> _Information provided_
━━━━━━━━━━━━━━━━
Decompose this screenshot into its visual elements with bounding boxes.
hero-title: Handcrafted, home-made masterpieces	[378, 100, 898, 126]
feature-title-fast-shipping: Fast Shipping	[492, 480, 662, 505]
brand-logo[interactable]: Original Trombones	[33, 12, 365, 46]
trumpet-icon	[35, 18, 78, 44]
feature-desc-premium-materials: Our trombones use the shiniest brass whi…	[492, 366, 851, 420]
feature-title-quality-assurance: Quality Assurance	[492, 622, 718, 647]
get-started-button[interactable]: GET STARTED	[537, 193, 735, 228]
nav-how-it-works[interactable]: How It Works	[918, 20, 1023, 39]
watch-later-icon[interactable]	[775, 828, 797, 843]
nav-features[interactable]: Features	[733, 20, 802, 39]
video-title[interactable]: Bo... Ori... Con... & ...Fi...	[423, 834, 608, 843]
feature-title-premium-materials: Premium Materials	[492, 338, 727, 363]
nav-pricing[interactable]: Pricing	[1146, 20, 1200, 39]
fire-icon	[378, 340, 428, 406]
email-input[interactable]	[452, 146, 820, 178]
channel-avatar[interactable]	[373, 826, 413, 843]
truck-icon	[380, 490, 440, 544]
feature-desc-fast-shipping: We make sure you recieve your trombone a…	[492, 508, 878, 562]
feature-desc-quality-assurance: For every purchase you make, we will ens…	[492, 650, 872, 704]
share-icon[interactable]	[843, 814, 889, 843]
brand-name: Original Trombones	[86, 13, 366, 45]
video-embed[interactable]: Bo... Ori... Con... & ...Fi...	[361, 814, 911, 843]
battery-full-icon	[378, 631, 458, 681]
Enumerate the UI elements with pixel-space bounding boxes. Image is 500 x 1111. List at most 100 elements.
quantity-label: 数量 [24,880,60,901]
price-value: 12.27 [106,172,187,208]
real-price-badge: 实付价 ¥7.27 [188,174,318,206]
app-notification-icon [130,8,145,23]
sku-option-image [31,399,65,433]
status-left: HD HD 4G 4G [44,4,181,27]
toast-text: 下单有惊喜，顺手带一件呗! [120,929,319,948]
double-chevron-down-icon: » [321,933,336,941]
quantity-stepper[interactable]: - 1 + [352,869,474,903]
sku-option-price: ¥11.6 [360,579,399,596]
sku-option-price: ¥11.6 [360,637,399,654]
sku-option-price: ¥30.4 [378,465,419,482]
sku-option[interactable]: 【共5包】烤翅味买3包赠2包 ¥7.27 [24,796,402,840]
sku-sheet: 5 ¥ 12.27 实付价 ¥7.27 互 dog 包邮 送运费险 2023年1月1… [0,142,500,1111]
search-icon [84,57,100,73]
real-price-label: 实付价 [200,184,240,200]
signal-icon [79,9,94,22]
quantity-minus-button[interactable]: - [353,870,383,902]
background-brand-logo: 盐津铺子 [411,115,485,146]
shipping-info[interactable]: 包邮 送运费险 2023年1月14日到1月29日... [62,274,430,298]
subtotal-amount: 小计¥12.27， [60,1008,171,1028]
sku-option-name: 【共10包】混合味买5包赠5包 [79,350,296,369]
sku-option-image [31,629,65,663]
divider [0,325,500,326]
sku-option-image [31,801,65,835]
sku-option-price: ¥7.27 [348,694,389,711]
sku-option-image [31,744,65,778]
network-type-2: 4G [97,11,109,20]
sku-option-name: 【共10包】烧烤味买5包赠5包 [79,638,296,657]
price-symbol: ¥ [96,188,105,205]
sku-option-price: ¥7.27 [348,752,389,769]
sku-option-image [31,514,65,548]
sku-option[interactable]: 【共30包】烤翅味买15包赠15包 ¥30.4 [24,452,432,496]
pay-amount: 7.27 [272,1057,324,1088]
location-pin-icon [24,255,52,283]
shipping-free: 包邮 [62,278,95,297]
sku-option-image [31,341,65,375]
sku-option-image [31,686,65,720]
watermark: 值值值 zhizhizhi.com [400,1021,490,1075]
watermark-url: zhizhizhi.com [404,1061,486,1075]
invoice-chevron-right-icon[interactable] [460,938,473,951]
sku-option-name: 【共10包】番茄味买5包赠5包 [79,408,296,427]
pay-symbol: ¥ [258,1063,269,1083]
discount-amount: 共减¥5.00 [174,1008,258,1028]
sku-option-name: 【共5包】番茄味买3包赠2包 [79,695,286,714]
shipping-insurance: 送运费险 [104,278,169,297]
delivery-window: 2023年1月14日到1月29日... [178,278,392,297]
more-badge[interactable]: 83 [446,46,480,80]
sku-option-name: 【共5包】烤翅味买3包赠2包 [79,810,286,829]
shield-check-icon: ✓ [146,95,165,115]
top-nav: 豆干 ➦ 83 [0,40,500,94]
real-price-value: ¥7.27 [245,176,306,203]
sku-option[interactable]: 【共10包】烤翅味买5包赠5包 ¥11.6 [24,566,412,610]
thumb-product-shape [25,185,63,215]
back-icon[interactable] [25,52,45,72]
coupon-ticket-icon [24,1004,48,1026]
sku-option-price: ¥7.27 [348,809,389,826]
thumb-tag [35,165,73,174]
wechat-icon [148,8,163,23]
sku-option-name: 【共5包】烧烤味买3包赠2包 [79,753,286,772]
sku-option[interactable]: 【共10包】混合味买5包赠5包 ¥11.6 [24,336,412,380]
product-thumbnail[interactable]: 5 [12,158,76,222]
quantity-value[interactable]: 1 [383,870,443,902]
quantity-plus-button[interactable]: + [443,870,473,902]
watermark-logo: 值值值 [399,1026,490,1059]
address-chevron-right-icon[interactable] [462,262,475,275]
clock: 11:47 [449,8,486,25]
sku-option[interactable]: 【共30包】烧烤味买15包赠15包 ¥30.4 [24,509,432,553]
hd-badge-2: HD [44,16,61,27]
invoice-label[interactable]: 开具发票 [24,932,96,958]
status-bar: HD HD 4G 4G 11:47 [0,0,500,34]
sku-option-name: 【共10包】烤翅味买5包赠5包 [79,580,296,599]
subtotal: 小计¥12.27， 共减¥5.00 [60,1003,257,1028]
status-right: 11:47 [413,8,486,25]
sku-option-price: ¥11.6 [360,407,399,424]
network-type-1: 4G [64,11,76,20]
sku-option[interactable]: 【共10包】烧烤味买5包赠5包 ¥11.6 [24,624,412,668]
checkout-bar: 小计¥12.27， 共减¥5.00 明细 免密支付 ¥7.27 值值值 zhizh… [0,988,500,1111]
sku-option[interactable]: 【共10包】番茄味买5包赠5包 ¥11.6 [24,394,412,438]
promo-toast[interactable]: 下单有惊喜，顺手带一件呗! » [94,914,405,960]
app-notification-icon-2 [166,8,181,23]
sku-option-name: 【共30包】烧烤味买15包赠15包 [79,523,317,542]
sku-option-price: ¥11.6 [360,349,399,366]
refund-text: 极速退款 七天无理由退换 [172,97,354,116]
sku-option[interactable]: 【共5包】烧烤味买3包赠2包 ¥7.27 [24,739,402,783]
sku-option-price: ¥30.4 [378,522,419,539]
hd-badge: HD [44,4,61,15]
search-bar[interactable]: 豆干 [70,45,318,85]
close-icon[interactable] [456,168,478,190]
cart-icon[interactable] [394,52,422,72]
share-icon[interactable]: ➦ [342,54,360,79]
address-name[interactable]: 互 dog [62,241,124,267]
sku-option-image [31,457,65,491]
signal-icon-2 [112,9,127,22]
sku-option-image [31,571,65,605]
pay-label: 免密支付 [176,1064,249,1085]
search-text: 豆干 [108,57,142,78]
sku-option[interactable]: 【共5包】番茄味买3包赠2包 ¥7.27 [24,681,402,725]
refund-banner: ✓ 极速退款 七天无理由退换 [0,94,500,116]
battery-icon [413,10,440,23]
━━━━━━━━━━━━━━━━
> _Problem requirements_
Copy out all of the lines above, word for word, keeping their order.

> _Written solution_
Decompose this screenshot into its visual elements with bounding boxes.
hero-title: Handcrafted, home-made masterpieces	[378, 100, 898, 126]
feature-title-fast-shipping: Fast Shipping	[492, 480, 662, 505]
brand-logo[interactable]: Original Trombones	[33, 12, 365, 46]
trumpet-icon	[35, 18, 78, 44]
feature-desc-premium-materials: Our trombones use the shiniest brass whi…	[492, 366, 851, 420]
feature-title-quality-assurance: Quality Assurance	[492, 622, 718, 647]
get-started-button[interactable]: GET STARTED	[537, 193, 735, 228]
nav-how-it-works[interactable]: How It Works	[918, 20, 1023, 39]
watch-later-icon[interactable]	[775, 828, 797, 843]
nav-features[interactable]: Features	[733, 20, 802, 39]
video-title[interactable]: Bo... Ori... Con... & ...Fi...	[423, 834, 608, 843]
feature-title-premium-materials: Premium Materials	[492, 338, 727, 363]
nav-pricing[interactable]: Pricing	[1146, 20, 1200, 39]
fire-icon	[378, 340, 428, 406]
email-input[interactable]	[452, 146, 820, 178]
channel-avatar[interactable]	[373, 826, 413, 843]
truck-icon	[380, 490, 440, 544]
feature-desc-fast-shipping: We make sure you recieve your trombone a…	[492, 508, 878, 562]
feature-desc-quality-assurance: For every purchase you make, we will ens…	[492, 650, 872, 704]
share-icon[interactable]	[843, 814, 889, 843]
brand-name: Original Trombones	[86, 13, 366, 45]
video-embed[interactable]: Bo... Ori... Con... & ...Fi...	[361, 814, 911, 843]
battery-full-icon	[378, 631, 458, 681]
Enumerate the UI elements with pixel-space bounding boxes. Image is 500 x 1111. List at most 100 elements.
quantity-label: 数量 [24,880,60,901]
price-value: 12.27 [106,172,187,208]
real-price-badge: 实付价 ¥7.27 [188,174,318,206]
app-notification-icon [130,8,145,23]
sku-option-image [31,399,65,433]
status-left: HD HD 4G 4G [44,4,181,27]
toast-text: 下单有惊喜，顺手带一件呗! [120,929,319,948]
double-chevron-down-icon: » [321,933,336,941]
quantity-stepper[interactable]: - 1 + [352,869,474,903]
sku-option-price: ¥11.6 [360,579,399,596]
sku-option-price: ¥11.6 [360,637,399,654]
sku-option-price: ¥30.4 [378,465,419,482]
sku-option[interactable]: 【共5包】烤翅味买3包赠2包 ¥7.27 [24,796,402,840]
sku-sheet: 5 ¥ 12.27 实付价 ¥7.27 互 dog 包邮 送运费险 2023年1月1… [0,142,500,1111]
search-icon [84,57,100,73]
real-price-label: 实付价 [200,184,240,200]
signal-icon [79,9,94,22]
quantity-minus-button[interactable]: - [353,870,383,902]
background-brand-logo: 盐津铺子 [411,115,485,146]
shipping-info[interactable]: 包邮 送运费险 2023年1月14日到1月29日... [62,274,430,298]
subtotal-amount: 小计¥12.27， [60,1008,171,1028]
sku-option-name: 【共10包】混合味买5包赠5包 [79,350,296,369]
sku-option-image [31,629,65,663]
divider [0,325,500,326]
sku-option-image [31,801,65,835]
sku-option-price: ¥7.27 [348,694,389,711]
sku-option-image [31,744,65,778]
network-type-2: 4G [97,11,109,20]
sku-option-name: 【共10包】烧烤味买5包赠5包 [79,638,296,657]
price-symbol: ¥ [96,188,105,205]
sku-option-price: ¥7.27 [348,752,389,769]
sku-option-image [31,514,65,548]
sku-option[interactable]: 【共30包】烤翅味买15包赠15包 ¥30.4 [24,452,432,496]
pay-amount: 7.27 [272,1057,324,1088]
location-pin-icon [24,255,52,283]
shipping-free: 包邮 [62,278,95,297]
sku-option-image [31,341,65,375]
sku-option-image [31,686,65,720]
watermark: 值值值 zhizhizhi.com [400,1021,490,1075]
watermark-url: zhizhizhi.com [404,1061,486,1075]
invoice-chevron-right-icon[interactable] [460,938,473,951]
sku-option-name: 【共10包】番茄味买5包赠5包 [79,408,296,427]
pay-symbol: ¥ [258,1063,269,1083]
discount-amount: 共减¥5.00 [174,1008,258,1028]
sku-option-name: 【共5包】番茄味买3包赠2包 [79,695,286,714]
shipping-insurance: 送运费险 [104,278,169,297]
delivery-window: 2023年1月14日到1月29日... [178,278,392,297]
more-badge[interactable]: 83 [446,46,480,80]
sku-option-name: 【共5包】烤翅味买3包赠2包 [79,810,286,829]
shield-check-icon: ✓ [146,95,165,115]
top-nav: 豆干 ➦ 83 [0,40,500,94]
real-price-value: ¥7.27 [245,176,306,203]
sku-option[interactable]: 【共10包】烤翅味买5包赠5包 ¥11.6 [24,566,412,610]
thumb-product-shape [25,185,63,215]
back-icon[interactable] [25,52,45,72]
coupon-ticket-icon [24,1004,48,1026]
sku-option-price: ¥7.27 [348,809,389,826]
thumb-tag [35,165,73,174]
wechat-icon [148,8,163,23]
sku-option-name: 【共5包】烧烤味买3包赠2包 [79,753,286,772]
sku-option[interactable]: 【共10包】混合味买5包赠5包 ¥11.6 [24,336,412,380]
product-thumbnail[interactable]: 5 [12,158,76,222]
quantity-value[interactable]: 1 [383,870,443,902]
quantity-plus-button[interactable]: + [443,870,473,902]
watermark-logo: 值值值 [399,1026,490,1059]
address-chevron-right-icon[interactable] [462,262,475,275]
clock: 11:47 [449,8,486,25]
sku-option[interactable]: 【共30包】烧烤味买15包赠15包 ¥30.4 [24,509,432,553]
hd-badge-2: HD [44,16,61,27]
invoice-label[interactable]: 开具发票 [24,932,96,958]
status-bar: HD HD 4G 4G 11:47 [0,0,500,34]
sku-option-name: 【共10包】烤翅味买5包赠5包 [79,580,296,599]
subtotal: 小计¥12.27， 共减¥5.00 [60,1003,257,1028]
status-right: 11:47 [413,8,486,25]
sku-option-price: ¥11.6 [360,407,399,424]
network-type-1: 4G [64,11,76,20]
sku-option[interactable]: 【共10包】烧烤味买5包赠5包 ¥11.6 [24,624,412,668]
checkout-bar: 小计¥12.27， 共减¥5.00 明细 免密支付 ¥7.27 值值值 zhizh… [0,988,500,1111]
sku-option[interactable]: 【共10包】番茄味买5包赠5包 ¥11.6 [24,394,412,438]
promo-toast[interactable]: 下单有惊喜，顺手带一件呗! » [94,914,405,960]
app-notification-icon-2 [166,8,181,23]
sku-option-name: 【共30包】烧烤味买15包赠15包 [79,523,317,542]
sku-option-price: ¥11.6 [360,349,399,366]
refund-text: 极速退款 七天无理由退换 [172,97,354,116]
sku-option[interactable]: 【共5包】烧烤味买3包赠2包 ¥7.27 [24,739,402,783]
sku-option-price: ¥30.4 [378,522,419,539]
hd-badge: HD [44,4,61,15]
search-bar[interactable]: 豆干 [70,45,318,85]
close-icon[interactable] [456,168,478,190]
cart-icon[interactable] [394,52,422,72]
share-icon[interactable]: ➦ [342,54,360,79]
address-name[interactable]: 互 dog [62,241,124,267]
sku-option-image [31,457,65,491]
signal-icon-2 [112,9,127,22]
sku-option-image [31,571,65,605]
pay-label: 免密支付 [176,1064,249,1085]
search-text: 豆干 [108,57,142,78]
sku-option[interactable]: 【共5包】番茄味买3包赠2包 ¥7.27 [24,681,402,725]
refund-banner: ✓ 极速退款 七天无理由退换 [0,94,500,116]
battery-icon [413,10,440,23]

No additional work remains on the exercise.